Would you write out the listing verbatim and skip every picture in it?

▶ **Extracted records**
"""

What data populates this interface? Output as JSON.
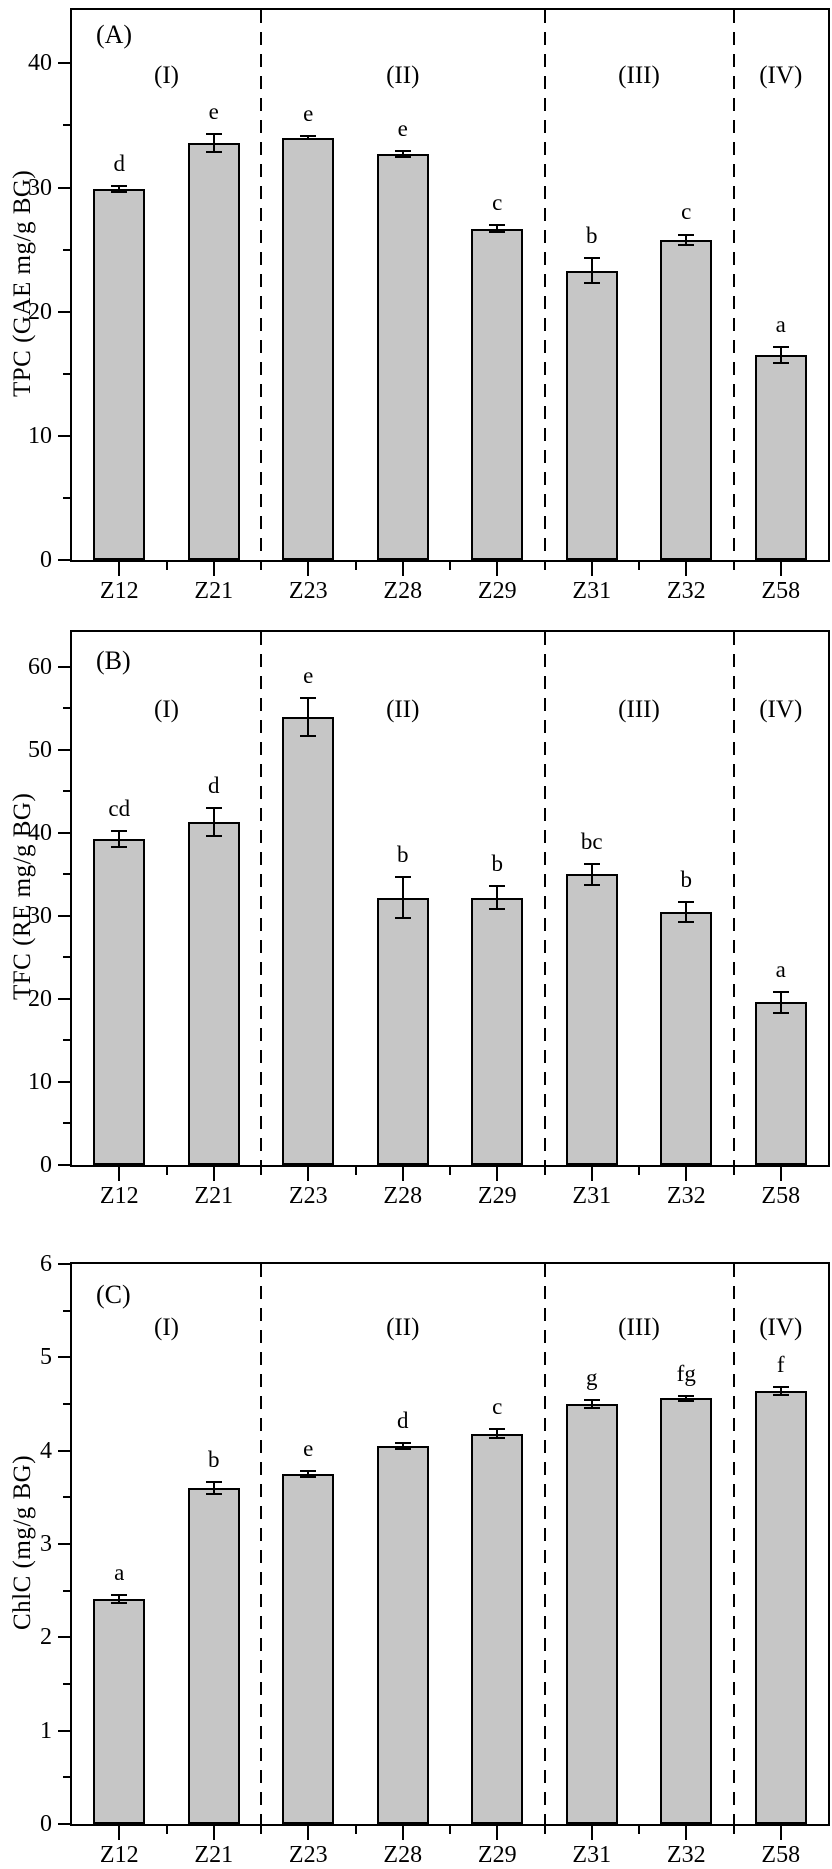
{
  "figure": {
    "background": "#ffffff",
    "bar_fill": "#c6c6c6",
    "bar_border": "#000000",
    "text_color": "#000000",
    "separator_style": "dashed"
  },
  "chart_data": [
    {
      "type": "bar",
      "panel_label": "(A)",
      "ylabel": "TPC (GAE mg/g BG)",
      "xlabel": "",
      "categories": [
        "Z12",
        "Z21",
        "Z23",
        "Z28",
        "Z29",
        "Z31",
        "Z32",
        "Z58"
      ],
      "values": [
        29.9,
        33.6,
        34.0,
        32.7,
        26.7,
        23.3,
        25.8,
        16.5
      ],
      "errors": [
        0.3,
        0.8,
        0.2,
        0.3,
        0.4,
        1.1,
        0.5,
        0.7
      ],
      "sig_letters": [
        "d",
        "e",
        "e",
        "e",
        "c",
        "b",
        "c",
        "a"
      ],
      "groups": [
        {
          "label": "(I)",
          "members": [
            0,
            1
          ]
        },
        {
          "label": "(II)",
          "members": [
            2,
            3,
            4
          ]
        },
        {
          "label": "(III)",
          "members": [
            5,
            6
          ]
        },
        {
          "label": "(IV)",
          "members": [
            7
          ]
        }
      ],
      "separators_after": [
        1,
        4,
        6
      ],
      "ylim": [
        0,
        44.3
      ],
      "yticks": [
        0,
        10,
        20,
        30,
        40
      ],
      "minor_step": 5,
      "grid": false,
      "legend": null
    },
    {
      "type": "bar",
      "panel_label": "(B)",
      "ylabel": "TFC (RE mg/g BG)",
      "xlabel": "",
      "categories": [
        "Z12",
        "Z21",
        "Z23",
        "Z28",
        "Z29",
        "Z31",
        "Z32",
        "Z58"
      ],
      "values": [
        39.3,
        41.3,
        54.0,
        32.2,
        32.2,
        35.0,
        30.5,
        19.6
      ],
      "errors": [
        1.1,
        1.8,
        2.4,
        2.6,
        1.5,
        1.4,
        1.3,
        1.4
      ],
      "sig_letters": [
        "cd",
        "d",
        "e",
        "b",
        "b",
        "bc",
        "b",
        "a"
      ],
      "groups": [
        {
          "label": "(I)",
          "members": [
            0,
            1
          ]
        },
        {
          "label": "(II)",
          "members": [
            2,
            3,
            4
          ]
        },
        {
          "label": "(III)",
          "members": [
            5,
            6
          ]
        },
        {
          "label": "(IV)",
          "members": [
            7
          ]
        }
      ],
      "separators_after": [
        1,
        4,
        6
      ],
      "ylim": [
        0,
        64.2
      ],
      "yticks": [
        0,
        10,
        20,
        30,
        40,
        50,
        60
      ],
      "minor_step": 5,
      "grid": false,
      "legend": null
    },
    {
      "type": "bar",
      "panel_label": "(C)",
      "ylabel": "ChlC (mg/g BG)",
      "xlabel": "",
      "categories": [
        "Z12",
        "Z21",
        "Z23",
        "Z28",
        "Z29",
        "Z31",
        "Z32",
        "Z58"
      ],
      "values": [
        2.41,
        3.6,
        3.75,
        4.05,
        4.18,
        4.5,
        4.56,
        4.64
      ],
      "errors": [
        0.05,
        0.07,
        0.04,
        0.04,
        0.06,
        0.05,
        0.04,
        0.05
      ],
      "sig_letters": [
        "a",
        "b",
        "e",
        "d",
        "c",
        "g",
        "fg",
        "f"
      ],
      "groups": [
        {
          "label": "(I)",
          "members": [
            0,
            1
          ]
        },
        {
          "label": "(II)",
          "members": [
            2,
            3,
            4
          ]
        },
        {
          "label": "(III)",
          "members": [
            5,
            6
          ]
        },
        {
          "label": "(IV)",
          "members": [
            7
          ]
        }
      ],
      "separators_after": [
        1,
        4,
        6
      ],
      "ylim": [
        0,
        6
      ],
      "yticks": [
        0,
        1,
        2,
        3,
        4,
        5,
        6
      ],
      "minor_step": 0.5,
      "grid": false,
      "legend": null
    }
  ]
}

"""

▶ **Full response**
What data populates this interface? Output as JSON.
{
  "figure": {
    "background": "#ffffff",
    "bar_fill": "#c6c6c6",
    "bar_border": "#000000",
    "text_color": "#000000",
    "separator_style": "dashed"
  },
  "chart_data": [
    {
      "type": "bar",
      "panel_label": "(A)",
      "ylabel": "TPC (GAE mg/g BG)",
      "xlabel": "",
      "categories": [
        "Z12",
        "Z21",
        "Z23",
        "Z28",
        "Z29",
        "Z31",
        "Z32",
        "Z58"
      ],
      "values": [
        29.9,
        33.6,
        34.0,
        32.7,
        26.7,
        23.3,
        25.8,
        16.5
      ],
      "errors": [
        0.3,
        0.8,
        0.2,
        0.3,
        0.4,
        1.1,
        0.5,
        0.7
      ],
      "sig_letters": [
        "d",
        "e",
        "e",
        "e",
        "c",
        "b",
        "c",
        "a"
      ],
      "groups": [
        {
          "label": "(I)",
          "members": [
            0,
            1
          ]
        },
        {
          "label": "(II)",
          "members": [
            2,
            3,
            4
          ]
        },
        {
          "label": "(III)",
          "members": [
            5,
            6
          ]
        },
        {
          "label": "(IV)",
          "members": [
            7
          ]
        }
      ],
      "separators_after": [
        1,
        4,
        6
      ],
      "ylim": [
        0,
        44.3
      ],
      "yticks": [
        0,
        10,
        20,
        30,
        40
      ],
      "minor_step": 5,
      "grid": false,
      "legend": null
    },
    {
      "type": "bar",
      "panel_label": "(B)",
      "ylabel": "TFC (RE mg/g BG)",
      "xlabel": "",
      "categories": [
        "Z12",
        "Z21",
        "Z23",
        "Z28",
        "Z29",
        "Z31",
        "Z32",
        "Z58"
      ],
      "values": [
        39.3,
        41.3,
        54.0,
        32.2,
        32.2,
        35.0,
        30.5,
        19.6
      ],
      "errors": [
        1.1,
        1.8,
        2.4,
        2.6,
        1.5,
        1.4,
        1.3,
        1.4
      ],
      "sig_letters": [
        "cd",
        "d",
        "e",
        "b",
        "b",
        "bc",
        "b",
        "a"
      ],
      "groups": [
        {
          "label": "(I)",
          "members": [
            0,
            1
          ]
        },
        {
          "label": "(II)",
          "members": [
            2,
            3,
            4
          ]
        },
        {
          "label": "(III)",
          "members": [
            5,
            6
          ]
        },
        {
          "label": "(IV)",
          "members": [
            7
          ]
        }
      ],
      "separators_after": [
        1,
        4,
        6
      ],
      "ylim": [
        0,
        64.2
      ],
      "yticks": [
        0,
        10,
        20,
        30,
        40,
        50,
        60
      ],
      "minor_step": 5,
      "grid": false,
      "legend": null
    },
    {
      "type": "bar",
      "panel_label": "(C)",
      "ylabel": "ChlC (mg/g BG)",
      "xlabel": "",
      "categories": [
        "Z12",
        "Z21",
        "Z23",
        "Z28",
        "Z29",
        "Z31",
        "Z32",
        "Z58"
      ],
      "values": [
        2.41,
        3.6,
        3.75,
        4.05,
        4.18,
        4.5,
        4.56,
        4.64
      ],
      "errors": [
        0.05,
        0.07,
        0.04,
        0.04,
        0.06,
        0.05,
        0.04,
        0.05
      ],
      "sig_letters": [
        "a",
        "b",
        "e",
        "d",
        "c",
        "g",
        "fg",
        "f"
      ],
      "groups": [
        {
          "label": "(I)",
          "members": [
            0,
            1
          ]
        },
        {
          "label": "(II)",
          "members": [
            2,
            3,
            4
          ]
        },
        {
          "label": "(III)",
          "members": [
            5,
            6
          ]
        },
        {
          "label": "(IV)",
          "members": [
            7
          ]
        }
      ],
      "separators_after": [
        1,
        4,
        6
      ],
      "ylim": [
        0,
        6
      ],
      "yticks": [
        0,
        1,
        2,
        3,
        4,
        5,
        6
      ],
      "minor_step": 0.5,
      "grid": false,
      "legend": null
    }
  ]
}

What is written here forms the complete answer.